** Start **

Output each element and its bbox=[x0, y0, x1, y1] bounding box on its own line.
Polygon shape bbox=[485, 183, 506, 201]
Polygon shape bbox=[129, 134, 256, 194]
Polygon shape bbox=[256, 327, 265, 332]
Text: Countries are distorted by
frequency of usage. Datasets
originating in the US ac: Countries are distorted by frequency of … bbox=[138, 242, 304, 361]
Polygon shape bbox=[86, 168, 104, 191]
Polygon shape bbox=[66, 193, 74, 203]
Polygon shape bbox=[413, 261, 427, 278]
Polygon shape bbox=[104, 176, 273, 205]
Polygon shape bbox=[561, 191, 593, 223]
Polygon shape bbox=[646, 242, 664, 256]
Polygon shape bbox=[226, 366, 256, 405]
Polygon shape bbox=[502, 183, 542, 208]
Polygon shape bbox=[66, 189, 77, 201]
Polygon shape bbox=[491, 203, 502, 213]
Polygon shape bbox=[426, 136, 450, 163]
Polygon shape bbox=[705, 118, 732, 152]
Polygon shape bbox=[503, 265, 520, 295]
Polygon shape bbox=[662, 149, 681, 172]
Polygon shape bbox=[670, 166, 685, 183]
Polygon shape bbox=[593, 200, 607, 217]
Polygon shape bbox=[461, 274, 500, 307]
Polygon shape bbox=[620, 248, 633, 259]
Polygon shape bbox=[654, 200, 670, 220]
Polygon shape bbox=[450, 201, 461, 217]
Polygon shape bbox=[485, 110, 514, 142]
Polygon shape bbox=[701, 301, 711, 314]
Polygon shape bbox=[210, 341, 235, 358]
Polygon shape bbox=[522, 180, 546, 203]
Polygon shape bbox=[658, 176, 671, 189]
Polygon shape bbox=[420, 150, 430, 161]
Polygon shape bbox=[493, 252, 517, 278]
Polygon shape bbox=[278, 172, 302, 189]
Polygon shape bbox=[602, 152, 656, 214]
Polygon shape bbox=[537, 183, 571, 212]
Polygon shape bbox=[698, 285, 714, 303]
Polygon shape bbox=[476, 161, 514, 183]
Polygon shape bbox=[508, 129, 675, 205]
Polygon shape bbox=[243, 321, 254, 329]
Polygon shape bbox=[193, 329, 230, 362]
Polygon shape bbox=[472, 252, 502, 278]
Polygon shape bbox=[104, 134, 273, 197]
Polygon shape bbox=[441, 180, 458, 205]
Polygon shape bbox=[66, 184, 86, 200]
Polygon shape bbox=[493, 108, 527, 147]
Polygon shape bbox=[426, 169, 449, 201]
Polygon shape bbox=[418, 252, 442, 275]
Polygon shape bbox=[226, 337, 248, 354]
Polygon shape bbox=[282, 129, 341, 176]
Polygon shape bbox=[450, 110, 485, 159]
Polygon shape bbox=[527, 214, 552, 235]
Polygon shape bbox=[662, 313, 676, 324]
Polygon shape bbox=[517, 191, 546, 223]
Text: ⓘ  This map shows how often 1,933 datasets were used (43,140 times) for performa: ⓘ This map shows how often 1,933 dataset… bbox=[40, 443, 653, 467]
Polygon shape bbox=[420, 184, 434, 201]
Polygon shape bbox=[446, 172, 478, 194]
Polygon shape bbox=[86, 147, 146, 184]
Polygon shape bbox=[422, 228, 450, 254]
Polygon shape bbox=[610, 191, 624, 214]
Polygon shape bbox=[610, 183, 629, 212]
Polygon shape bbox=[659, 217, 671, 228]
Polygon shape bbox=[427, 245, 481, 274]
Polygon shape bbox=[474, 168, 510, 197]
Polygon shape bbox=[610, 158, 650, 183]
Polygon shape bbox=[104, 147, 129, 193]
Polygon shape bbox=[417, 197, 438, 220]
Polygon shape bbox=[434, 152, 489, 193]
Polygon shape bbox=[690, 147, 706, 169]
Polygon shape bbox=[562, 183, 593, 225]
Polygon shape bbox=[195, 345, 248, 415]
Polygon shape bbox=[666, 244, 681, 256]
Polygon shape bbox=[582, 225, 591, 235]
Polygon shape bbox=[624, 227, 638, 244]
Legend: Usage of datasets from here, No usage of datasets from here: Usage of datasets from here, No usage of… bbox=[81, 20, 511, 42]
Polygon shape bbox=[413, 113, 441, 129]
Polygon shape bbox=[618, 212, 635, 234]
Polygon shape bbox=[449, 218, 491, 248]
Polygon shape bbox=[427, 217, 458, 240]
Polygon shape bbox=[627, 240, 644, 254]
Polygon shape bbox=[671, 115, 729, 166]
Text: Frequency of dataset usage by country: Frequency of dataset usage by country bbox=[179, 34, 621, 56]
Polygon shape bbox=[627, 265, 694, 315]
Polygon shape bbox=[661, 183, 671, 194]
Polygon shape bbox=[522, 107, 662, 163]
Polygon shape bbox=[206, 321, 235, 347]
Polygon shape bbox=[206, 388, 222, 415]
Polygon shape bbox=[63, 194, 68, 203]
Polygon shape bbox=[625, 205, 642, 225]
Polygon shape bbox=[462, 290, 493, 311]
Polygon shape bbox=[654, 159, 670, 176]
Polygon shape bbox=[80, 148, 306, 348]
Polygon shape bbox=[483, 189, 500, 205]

** End **

Written request:
Rewrite the lines starting at the first one and ending at the one containing "Polygon shape bbox=[66, 193, 74, 203]", with "Countries" changed to "Nations" and nothing else altered.

Result for this exercise:
Output each element and its bbox=[x0, y0, x1, y1] bounding box on its own line.
Polygon shape bbox=[485, 183, 506, 201]
Polygon shape bbox=[129, 134, 256, 194]
Polygon shape bbox=[256, 327, 265, 332]
Text: Nations are distorted by
frequency of usage. Datasets
originating in the US ac: Nations are distorted by frequency of … bbox=[138, 242, 304, 361]
Polygon shape bbox=[86, 168, 104, 191]
Polygon shape bbox=[66, 193, 74, 203]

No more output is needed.